- **Your objective**: Transcribe every line of the items below verbatim, omitting the pictures.

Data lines
========================================================================

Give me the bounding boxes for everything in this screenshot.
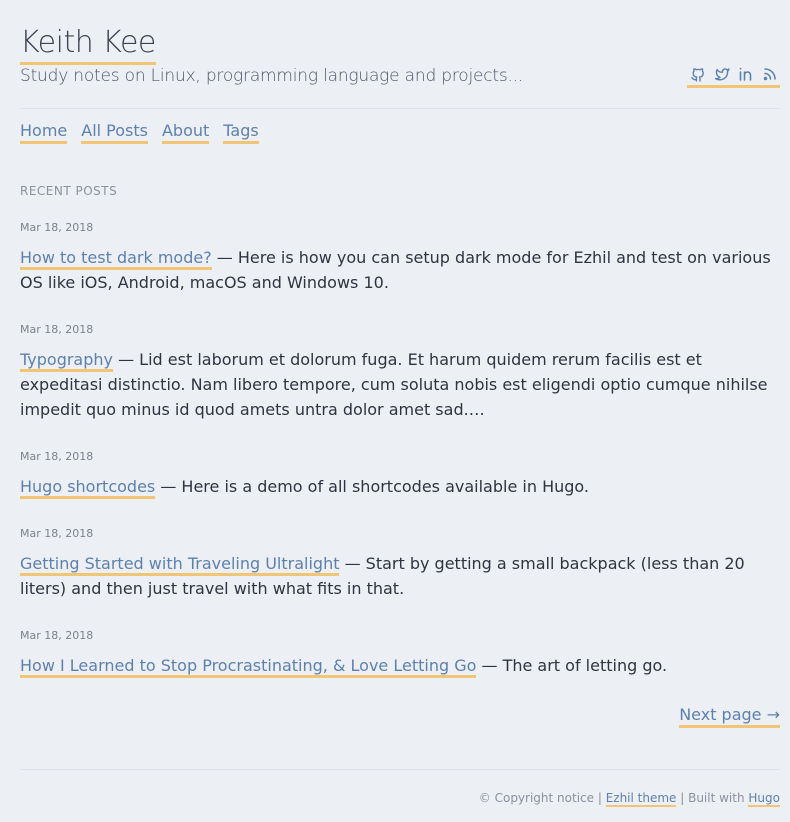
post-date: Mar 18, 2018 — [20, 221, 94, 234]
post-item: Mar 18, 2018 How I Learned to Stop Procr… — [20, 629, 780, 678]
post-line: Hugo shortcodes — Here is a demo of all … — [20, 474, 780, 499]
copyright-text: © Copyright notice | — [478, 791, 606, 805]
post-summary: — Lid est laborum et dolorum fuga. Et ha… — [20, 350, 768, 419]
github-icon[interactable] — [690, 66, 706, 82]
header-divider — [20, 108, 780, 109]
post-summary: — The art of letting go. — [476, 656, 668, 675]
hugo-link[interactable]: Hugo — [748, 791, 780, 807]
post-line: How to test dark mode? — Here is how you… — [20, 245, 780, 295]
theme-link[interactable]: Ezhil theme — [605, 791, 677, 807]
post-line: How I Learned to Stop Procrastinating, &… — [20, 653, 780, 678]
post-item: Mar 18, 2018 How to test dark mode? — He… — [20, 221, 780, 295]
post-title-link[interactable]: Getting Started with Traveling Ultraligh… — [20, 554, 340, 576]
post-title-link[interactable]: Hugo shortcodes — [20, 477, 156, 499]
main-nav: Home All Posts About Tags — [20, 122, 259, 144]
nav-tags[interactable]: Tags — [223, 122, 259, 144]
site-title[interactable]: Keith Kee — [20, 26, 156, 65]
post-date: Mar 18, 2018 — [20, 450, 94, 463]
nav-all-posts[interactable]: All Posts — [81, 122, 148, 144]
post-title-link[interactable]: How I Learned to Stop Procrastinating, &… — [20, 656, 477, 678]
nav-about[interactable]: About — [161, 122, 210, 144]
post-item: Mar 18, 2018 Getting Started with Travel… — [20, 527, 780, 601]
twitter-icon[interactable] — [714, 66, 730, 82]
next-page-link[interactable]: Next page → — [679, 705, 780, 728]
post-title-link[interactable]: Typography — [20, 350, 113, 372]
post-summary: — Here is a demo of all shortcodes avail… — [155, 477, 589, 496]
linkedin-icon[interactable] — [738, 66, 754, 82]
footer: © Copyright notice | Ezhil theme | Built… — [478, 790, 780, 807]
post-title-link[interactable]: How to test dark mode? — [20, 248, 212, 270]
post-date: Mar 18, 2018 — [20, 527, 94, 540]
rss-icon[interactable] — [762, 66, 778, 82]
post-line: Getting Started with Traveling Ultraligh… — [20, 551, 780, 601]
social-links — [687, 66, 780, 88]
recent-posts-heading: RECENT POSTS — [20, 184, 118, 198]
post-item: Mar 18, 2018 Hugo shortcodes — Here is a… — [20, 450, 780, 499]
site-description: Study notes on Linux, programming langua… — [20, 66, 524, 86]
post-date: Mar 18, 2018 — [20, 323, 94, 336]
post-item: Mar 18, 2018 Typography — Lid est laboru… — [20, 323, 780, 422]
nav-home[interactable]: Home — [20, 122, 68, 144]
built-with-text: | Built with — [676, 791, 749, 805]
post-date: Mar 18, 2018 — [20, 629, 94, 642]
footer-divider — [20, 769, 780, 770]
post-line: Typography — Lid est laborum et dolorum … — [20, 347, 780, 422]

========================================================================

- **Answer to this problem**:
Give me the bounding boxes for everything in this screenshot.
post-date: Mar 18, 2018 — [20, 221, 94, 234]
post-item: Mar 18, 2018 How I Learned to Stop Procr… — [20, 629, 780, 678]
post-line: Hugo shortcodes — Here is a demo of all … — [20, 474, 780, 499]
copyright-text: © Copyright notice | — [478, 791, 606, 805]
post-summary: — Lid est laborum et dolorum fuga. Et ha… — [20, 350, 768, 419]
github-icon[interactable] — [690, 66, 706, 82]
header-divider — [20, 108, 780, 109]
post-summary: — The art of letting go. — [476, 656, 668, 675]
hugo-link[interactable]: Hugo — [748, 791, 780, 807]
post-line: How to test dark mode? — Here is how you… — [20, 245, 780, 295]
theme-link[interactable]: Ezhil theme — [605, 791, 677, 807]
post-line: How I Learned to Stop Procrastinating, &… — [20, 653, 780, 678]
post-item: Mar 18, 2018 How to test dark mode? — He… — [20, 221, 780, 295]
post-title-link[interactable]: Getting Started with Traveling Ultraligh… — [20, 554, 340, 576]
post-title-link[interactable]: Hugo shortcodes — [20, 477, 156, 499]
main-nav: Home All Posts About Tags — [20, 122, 259, 144]
nav-tags[interactable]: Tags — [223, 122, 259, 144]
site-title[interactable]: Keith Kee — [20, 26, 156, 65]
post-date: Mar 18, 2018 — [20, 450, 94, 463]
nav-all-posts[interactable]: All Posts — [81, 122, 148, 144]
post-title-link[interactable]: How I Learned to Stop Procrastinating, &… — [20, 656, 477, 678]
nav-about[interactable]: About — [161, 122, 210, 144]
post-item: Mar 18, 2018 Getting Started with Travel… — [20, 527, 780, 601]
twitter-icon[interactable] — [714, 66, 730, 82]
next-page-link[interactable]: Next page → — [679, 705, 780, 728]
post-title-link[interactable]: Typography — [20, 350, 113, 372]
post-summary: — Here is a demo of all shortcodes avail… — [155, 477, 589, 496]
linkedin-icon[interactable] — [738, 66, 754, 82]
footer: © Copyright notice | Ezhil theme | Built… — [478, 790, 780, 807]
post-title-link[interactable]: How to test dark mode? — [20, 248, 212, 270]
post-date: Mar 18, 2018 — [20, 527, 94, 540]
rss-icon[interactable] — [762, 66, 778, 82]
post-line: Getting Started with Traveling Ultraligh… — [20, 551, 780, 601]
social-links — [687, 66, 780, 88]
recent-posts-heading: RECENT POSTS — [20, 184, 118, 198]
post-item: Mar 18, 2018 Hugo shortcodes — Here is a… — [20, 450, 780, 499]
site-description: Study notes on Linux, programming langua… — [20, 66, 524, 86]
post-date: Mar 18, 2018 — [20, 323, 94, 336]
post-item: Mar 18, 2018 Typography — Lid est laboru… — [20, 323, 780, 422]
nav-home[interactable]: Home — [20, 122, 68, 144]
built-with-text: | Built with — [676, 791, 749, 805]
post-date: Mar 18, 2018 — [20, 629, 94, 642]
footer-divider — [20, 769, 780, 770]
post-line: Typography — Lid est laborum et dolorum … — [20, 347, 780, 422]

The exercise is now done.